Would you copy out the whole listing exactly as given?

## Records provided
"""

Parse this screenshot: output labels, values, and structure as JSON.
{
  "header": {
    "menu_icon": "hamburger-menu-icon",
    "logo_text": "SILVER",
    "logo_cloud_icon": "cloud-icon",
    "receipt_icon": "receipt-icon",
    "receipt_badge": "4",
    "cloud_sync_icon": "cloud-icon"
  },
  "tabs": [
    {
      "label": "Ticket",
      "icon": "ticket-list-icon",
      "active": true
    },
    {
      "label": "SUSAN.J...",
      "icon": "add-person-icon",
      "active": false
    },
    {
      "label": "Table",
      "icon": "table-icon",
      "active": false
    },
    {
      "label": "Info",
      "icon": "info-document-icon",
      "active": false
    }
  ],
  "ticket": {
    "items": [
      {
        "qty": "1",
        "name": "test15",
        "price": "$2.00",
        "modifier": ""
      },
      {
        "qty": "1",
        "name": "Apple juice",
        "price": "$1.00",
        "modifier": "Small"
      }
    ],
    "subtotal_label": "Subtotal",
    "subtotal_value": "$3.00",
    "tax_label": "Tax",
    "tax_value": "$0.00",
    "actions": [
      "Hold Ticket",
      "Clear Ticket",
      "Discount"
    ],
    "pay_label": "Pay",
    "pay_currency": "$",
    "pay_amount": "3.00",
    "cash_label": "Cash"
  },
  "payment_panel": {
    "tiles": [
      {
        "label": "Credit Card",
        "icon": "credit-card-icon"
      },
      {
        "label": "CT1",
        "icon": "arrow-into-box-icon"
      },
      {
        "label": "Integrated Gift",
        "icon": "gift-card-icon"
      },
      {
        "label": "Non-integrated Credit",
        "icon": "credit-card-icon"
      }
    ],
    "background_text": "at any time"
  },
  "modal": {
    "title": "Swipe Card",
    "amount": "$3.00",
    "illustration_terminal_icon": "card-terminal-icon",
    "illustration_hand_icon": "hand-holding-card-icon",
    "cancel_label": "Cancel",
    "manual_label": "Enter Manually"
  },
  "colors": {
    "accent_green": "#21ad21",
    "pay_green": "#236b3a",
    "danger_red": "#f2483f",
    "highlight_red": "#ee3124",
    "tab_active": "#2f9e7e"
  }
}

"""

## Result
Parse this screenshot: output labels, values, and structure as JSON.
{
  "header": {
    "menu_icon": "hamburger-menu-icon",
    "logo_text": "SILVER",
    "logo_cloud_icon": "cloud-icon",
    "receipt_icon": "receipt-icon",
    "receipt_badge": "4",
    "cloud_sync_icon": "cloud-icon"
  },
  "tabs": [
    {
      "label": "Ticket",
      "icon": "ticket-list-icon",
      "active": true
    },
    {
      "label": "SUSAN.J...",
      "icon": "add-person-icon",
      "active": false
    },
    {
      "label": "Table",
      "icon": "table-icon",
      "active": false
    },
    {
      "label": "Info",
      "icon": "info-document-icon",
      "active": false
    }
  ],
  "ticket": {
    "items": [
      {
        "qty": "1",
        "name": "test15",
        "price": "$2.00",
        "modifier": ""
      },
      {
        "qty": "1",
        "name": "Apple juice",
        "price": "$1.00",
        "modifier": "Small"
      }
    ],
    "subtotal_label": "Subtotal",
    "subtotal_value": "$3.00",
    "tax_label": "Tax",
    "tax_value": "$0.00",
    "actions": [
      "Hold Ticket",
      "Clear Ticket",
      "Discount"
    ],
    "pay_label": "Pay",
    "pay_currency": "$",
    "pay_amount": "3.00",
    "cash_label": "Cash"
  },
  "payment_panel": {
    "tiles": [
      {
        "label": "Credit Card",
        "icon": "credit-card-icon"
      },
      {
        "label": "CT1",
        "icon": "arrow-into-box-icon"
      },
      {
        "label": "Integrated Gift",
        "icon": "gift-card-icon"
      },
      {
        "label": "Non-integrated Credit",
        "icon": "credit-card-icon"
      }
    ],
    "background_text": "at any time"
  },
  "modal": {
    "title": "Swipe Card",
    "amount": "$3.00",
    "illustration_terminal_icon": "card-terminal-icon",
    "illustration_hand_icon": "hand-holding-card-icon",
    "cancel_label": "Cancel",
    "manual_label": "Enter Manually"
  },
  "colors": {
    "accent_green": "#21ad21",
    "pay_green": "#236b3a",
    "danger_red": "#f2483f",
    "highlight_red": "#ee3124",
    "tab_active": "#2f9e7e"
  }
}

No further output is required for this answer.